**SUPPLIED DATA:**
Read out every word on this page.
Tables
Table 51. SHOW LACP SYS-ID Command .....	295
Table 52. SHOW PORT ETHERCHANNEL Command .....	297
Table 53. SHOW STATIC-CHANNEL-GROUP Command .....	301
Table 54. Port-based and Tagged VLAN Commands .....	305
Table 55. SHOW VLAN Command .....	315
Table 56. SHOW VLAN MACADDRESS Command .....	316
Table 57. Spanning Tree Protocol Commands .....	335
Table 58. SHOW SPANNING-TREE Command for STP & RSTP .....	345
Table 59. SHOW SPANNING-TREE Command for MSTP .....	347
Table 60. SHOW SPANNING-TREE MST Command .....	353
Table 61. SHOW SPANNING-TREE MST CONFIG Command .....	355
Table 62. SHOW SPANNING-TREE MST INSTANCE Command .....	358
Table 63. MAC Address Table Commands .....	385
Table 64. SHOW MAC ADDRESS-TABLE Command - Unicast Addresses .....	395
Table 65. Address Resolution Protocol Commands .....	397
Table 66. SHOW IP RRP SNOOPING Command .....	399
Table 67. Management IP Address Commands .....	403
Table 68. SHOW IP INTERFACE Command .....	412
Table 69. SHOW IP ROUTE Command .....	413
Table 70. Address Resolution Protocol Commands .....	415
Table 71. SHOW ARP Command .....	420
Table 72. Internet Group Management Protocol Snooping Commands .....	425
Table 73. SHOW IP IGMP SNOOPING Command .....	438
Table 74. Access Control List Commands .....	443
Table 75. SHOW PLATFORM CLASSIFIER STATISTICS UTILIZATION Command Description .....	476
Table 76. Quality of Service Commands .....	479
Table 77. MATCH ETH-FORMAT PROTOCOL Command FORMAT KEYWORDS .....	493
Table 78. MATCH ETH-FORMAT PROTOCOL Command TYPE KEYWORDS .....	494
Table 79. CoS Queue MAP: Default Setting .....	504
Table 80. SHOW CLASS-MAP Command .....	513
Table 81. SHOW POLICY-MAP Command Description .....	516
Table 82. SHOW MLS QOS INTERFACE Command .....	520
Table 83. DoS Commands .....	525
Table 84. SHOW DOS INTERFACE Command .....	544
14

**EXERCISE GOAL:** Return the material exactly as it stands.

**FULL OUTPUT:**
Read out every word on this page.
Tables
Table 51. SHOW LACP SYS-ID Command .....	295
Table 52. SHOW PORT ETHERCHANNEL Command .....	297
Table 53. SHOW STATIC-CHANNEL-GROUP Command .....	301
Table 54. Port-based and Tagged VLAN Commands .....	305
Table 55. SHOW VLAN Command .....	315
Table 56. SHOW VLAN MACADDRESS Command .....	316
Table 57. Spanning Tree Protocol Commands .....	335
Table 58. SHOW SPANNING-TREE Command for STP & RSTP .....	345
Table 59. SHOW SPANNING-TREE Command for MSTP .....	347
Table 60. SHOW SPANNING-TREE MST Command .....	353
Table 61. SHOW SPANNING-TREE MST CONFIG Command .....	355
Table 62. SHOW SPANNING-TREE MST INSTANCE Command .....	358
Table 63. MAC Address Table Commands .....	385
Table 64. SHOW MAC ADDRESS-TABLE Command - Unicast Addresses .....	395
Table 65. Address Resolution Protocol Commands .....	397
Table 66. SHOW IP RRP SNOOPING Command .....	399
Table 67. Management IP Address Commands .....	403
Table 68. SHOW IP INTERFACE Command .....	412
Table 69. SHOW IP ROUTE Command .....	413
Table 70. Address Resolution Protocol Commands .....	415
Table 71. SHOW ARP Command .....	420
Table 72. Internet Group Management Protocol Snooping Commands .....	425
Table 73. SHOW IP IGMP SNOOPING Command .....	438
Table 74. Access Control List Commands .....	443
Table 75. SHOW PLATFORM CLASSIFIER STATISTICS UTILIZATION Command Description .....	476
Table 76. Quality of Service Commands .....	479
Table 77. MATCH ETH-FORMAT PROTOCOL Command FORMAT KEYWORDS .....	493
Table 78. MATCH ETH-FORMAT PROTOCOL Command TYPE KEYWORDS .....	494
Table 79. CoS Queue MAP: Default Setting .....	504
Table 80. SHOW CLASS-MAP Command .....	513
Table 81. SHOW POLICY-MAP Command Description .....	516
Table 82. SHOW MLS QOS INTERFACE Command .....	520
Table 83. DoS Commands .....	525
Table 84. SHOW DOS INTERFACE Command .....	544
14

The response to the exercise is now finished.